Copy down every line where the string "heading" shows up.

(Collected data)

★ ★ ★ ★ ★

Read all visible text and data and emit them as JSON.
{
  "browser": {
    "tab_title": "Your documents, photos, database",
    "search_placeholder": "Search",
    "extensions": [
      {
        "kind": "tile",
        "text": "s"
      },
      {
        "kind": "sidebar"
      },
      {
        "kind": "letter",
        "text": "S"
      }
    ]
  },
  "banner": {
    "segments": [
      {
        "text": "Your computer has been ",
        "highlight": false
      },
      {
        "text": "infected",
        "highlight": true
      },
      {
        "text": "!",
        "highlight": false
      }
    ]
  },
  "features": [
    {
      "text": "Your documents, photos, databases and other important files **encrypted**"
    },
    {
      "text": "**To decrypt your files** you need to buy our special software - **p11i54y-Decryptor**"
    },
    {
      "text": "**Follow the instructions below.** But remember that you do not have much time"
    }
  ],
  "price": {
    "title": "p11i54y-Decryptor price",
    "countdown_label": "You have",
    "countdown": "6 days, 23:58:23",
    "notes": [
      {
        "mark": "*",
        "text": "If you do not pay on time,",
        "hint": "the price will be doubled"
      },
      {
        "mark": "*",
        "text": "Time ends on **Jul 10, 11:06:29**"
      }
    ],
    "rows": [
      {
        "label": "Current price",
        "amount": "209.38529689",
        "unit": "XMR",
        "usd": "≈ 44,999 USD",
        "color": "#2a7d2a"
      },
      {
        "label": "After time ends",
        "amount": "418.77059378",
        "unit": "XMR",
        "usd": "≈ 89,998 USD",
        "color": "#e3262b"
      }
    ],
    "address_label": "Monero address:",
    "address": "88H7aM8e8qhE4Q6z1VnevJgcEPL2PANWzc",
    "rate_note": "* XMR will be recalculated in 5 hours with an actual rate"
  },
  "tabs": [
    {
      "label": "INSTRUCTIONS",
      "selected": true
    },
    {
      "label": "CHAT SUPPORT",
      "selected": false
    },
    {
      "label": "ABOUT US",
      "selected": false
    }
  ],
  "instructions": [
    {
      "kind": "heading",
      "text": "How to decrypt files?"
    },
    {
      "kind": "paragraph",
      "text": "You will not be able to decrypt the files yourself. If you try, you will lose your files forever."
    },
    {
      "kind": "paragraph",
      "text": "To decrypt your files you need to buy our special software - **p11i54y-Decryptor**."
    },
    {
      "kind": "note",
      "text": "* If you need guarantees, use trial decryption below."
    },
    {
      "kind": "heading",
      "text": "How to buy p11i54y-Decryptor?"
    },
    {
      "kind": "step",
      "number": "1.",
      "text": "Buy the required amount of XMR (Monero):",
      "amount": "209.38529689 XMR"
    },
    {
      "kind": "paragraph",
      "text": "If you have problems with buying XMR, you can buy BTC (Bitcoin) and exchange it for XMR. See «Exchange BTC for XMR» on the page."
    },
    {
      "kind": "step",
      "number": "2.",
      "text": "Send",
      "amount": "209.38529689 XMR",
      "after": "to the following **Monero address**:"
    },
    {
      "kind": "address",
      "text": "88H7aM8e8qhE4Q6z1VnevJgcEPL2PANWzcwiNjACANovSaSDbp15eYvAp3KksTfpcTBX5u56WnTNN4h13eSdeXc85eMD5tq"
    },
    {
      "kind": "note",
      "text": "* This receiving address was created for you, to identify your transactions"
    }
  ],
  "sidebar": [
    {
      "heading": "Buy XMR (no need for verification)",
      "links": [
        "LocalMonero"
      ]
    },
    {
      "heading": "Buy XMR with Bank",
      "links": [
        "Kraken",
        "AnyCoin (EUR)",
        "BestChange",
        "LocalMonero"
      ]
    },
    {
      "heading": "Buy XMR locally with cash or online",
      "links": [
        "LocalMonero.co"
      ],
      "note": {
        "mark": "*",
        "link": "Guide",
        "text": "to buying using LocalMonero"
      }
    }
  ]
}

★ ★ ★ ★ ★

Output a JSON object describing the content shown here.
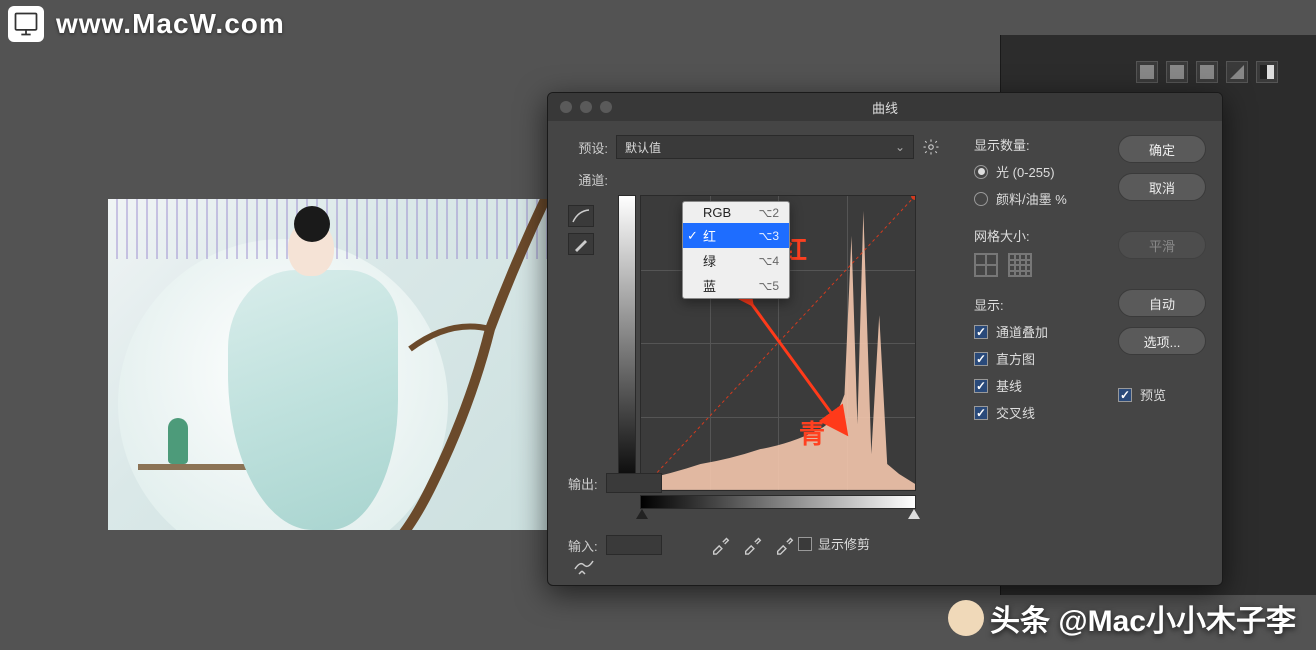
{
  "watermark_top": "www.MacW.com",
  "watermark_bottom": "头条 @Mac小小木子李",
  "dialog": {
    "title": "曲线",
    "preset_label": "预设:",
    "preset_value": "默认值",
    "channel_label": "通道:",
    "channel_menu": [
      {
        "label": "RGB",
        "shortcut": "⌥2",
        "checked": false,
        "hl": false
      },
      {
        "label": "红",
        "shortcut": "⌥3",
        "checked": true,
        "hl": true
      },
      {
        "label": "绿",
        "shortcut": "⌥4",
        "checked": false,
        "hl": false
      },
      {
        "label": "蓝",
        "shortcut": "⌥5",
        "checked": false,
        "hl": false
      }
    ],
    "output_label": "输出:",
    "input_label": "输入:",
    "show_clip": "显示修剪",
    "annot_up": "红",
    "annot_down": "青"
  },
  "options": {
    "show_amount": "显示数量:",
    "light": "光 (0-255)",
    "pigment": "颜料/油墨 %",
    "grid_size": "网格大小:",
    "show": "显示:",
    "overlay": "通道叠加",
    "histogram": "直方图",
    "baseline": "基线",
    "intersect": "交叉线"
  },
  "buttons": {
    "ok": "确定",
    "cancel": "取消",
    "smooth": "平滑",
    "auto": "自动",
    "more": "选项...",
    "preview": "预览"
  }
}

★ ★ ★ ★ ★

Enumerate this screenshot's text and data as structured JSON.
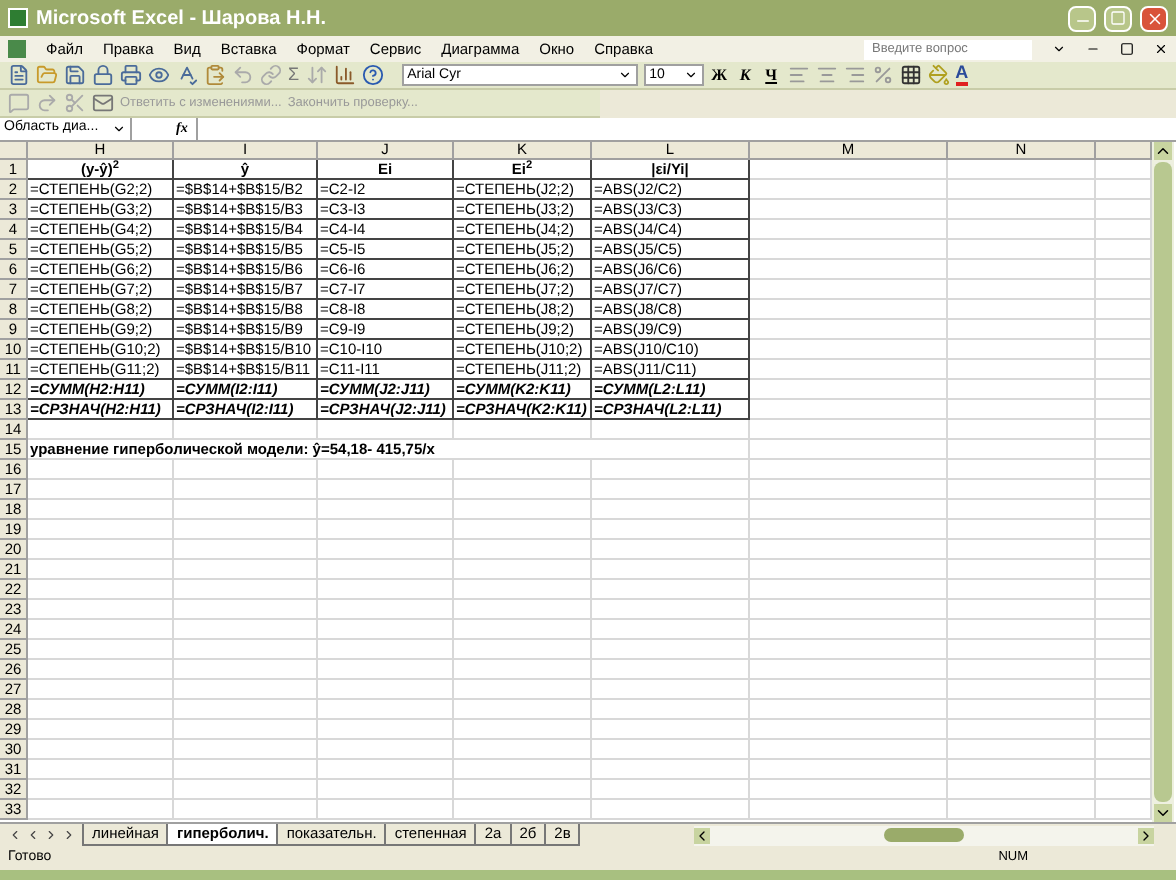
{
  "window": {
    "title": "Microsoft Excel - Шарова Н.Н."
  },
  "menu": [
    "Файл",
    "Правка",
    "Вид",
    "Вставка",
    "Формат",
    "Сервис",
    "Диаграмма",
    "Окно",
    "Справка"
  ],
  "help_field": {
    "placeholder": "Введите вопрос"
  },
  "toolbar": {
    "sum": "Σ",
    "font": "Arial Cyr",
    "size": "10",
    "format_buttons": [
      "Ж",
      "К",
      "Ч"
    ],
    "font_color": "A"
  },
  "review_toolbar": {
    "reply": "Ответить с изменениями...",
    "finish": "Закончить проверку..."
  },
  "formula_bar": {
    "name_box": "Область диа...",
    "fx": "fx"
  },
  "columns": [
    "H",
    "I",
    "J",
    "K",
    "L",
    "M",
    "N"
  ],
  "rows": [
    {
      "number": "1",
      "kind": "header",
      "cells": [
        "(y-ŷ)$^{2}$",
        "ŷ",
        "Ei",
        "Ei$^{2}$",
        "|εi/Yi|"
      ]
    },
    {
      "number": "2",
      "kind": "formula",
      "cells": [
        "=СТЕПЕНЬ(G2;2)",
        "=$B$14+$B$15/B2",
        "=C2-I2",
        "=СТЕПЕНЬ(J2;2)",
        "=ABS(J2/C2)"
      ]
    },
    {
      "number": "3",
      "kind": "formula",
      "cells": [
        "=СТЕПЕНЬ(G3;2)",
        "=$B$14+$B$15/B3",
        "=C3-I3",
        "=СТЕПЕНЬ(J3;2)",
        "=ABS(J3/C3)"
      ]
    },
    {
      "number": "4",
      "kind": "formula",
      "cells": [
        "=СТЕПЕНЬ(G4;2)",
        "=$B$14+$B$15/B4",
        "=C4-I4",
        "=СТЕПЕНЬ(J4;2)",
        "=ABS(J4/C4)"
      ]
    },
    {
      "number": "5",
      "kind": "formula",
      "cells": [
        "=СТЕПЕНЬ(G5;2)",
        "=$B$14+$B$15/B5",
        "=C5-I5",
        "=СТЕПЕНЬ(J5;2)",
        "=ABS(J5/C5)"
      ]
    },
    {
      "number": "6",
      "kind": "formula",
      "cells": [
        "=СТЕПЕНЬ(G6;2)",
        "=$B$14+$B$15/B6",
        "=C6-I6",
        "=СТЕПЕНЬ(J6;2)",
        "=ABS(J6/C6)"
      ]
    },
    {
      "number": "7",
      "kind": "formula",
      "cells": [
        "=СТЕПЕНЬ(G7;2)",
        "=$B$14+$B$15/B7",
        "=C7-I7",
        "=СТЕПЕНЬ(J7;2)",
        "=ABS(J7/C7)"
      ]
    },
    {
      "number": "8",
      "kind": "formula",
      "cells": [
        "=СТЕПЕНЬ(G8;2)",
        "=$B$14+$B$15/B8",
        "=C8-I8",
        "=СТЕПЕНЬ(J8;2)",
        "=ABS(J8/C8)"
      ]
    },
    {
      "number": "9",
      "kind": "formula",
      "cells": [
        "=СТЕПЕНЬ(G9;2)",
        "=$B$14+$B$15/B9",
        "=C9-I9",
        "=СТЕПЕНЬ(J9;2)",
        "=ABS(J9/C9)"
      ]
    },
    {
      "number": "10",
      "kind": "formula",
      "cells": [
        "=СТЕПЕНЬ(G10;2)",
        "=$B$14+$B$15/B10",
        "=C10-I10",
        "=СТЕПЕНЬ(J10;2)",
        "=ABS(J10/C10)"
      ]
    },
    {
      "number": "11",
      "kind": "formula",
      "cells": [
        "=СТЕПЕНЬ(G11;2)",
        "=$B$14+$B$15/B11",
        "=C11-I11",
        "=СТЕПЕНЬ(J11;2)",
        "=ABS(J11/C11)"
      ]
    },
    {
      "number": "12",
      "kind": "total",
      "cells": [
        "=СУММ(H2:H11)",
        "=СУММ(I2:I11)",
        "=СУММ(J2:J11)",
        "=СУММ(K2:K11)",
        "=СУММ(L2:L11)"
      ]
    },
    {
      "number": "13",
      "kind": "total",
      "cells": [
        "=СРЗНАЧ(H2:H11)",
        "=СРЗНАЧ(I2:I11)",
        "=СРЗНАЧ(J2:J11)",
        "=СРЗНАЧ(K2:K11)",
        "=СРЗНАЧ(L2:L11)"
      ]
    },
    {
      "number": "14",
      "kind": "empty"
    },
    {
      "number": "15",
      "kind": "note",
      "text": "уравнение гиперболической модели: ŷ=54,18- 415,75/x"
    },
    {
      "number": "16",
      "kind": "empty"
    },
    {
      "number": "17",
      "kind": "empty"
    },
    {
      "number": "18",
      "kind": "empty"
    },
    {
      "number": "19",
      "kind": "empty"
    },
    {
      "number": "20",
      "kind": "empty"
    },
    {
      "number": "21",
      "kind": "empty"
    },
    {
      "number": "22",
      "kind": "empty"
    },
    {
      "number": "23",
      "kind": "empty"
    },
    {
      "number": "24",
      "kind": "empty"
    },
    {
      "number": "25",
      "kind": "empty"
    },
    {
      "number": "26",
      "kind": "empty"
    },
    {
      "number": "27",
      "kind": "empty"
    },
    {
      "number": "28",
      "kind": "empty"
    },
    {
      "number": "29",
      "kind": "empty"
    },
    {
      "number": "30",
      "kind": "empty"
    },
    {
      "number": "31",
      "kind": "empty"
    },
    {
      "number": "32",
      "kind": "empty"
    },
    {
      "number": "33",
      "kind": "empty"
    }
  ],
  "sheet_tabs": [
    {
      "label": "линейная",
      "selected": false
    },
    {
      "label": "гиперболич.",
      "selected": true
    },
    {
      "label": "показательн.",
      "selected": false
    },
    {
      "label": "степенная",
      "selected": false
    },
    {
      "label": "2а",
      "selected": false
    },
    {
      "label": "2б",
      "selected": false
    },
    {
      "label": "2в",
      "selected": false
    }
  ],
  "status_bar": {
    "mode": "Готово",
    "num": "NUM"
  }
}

★ ★ ★ ★ ★

**Result of this exercise**:
      "kind": "heading",
      "kind": "heading",
      "heading": "Buy XMR (no need for verification)",
      "heading": "Buy XMR with Bank",
      "heading": "Buy XMR locally with cash or online",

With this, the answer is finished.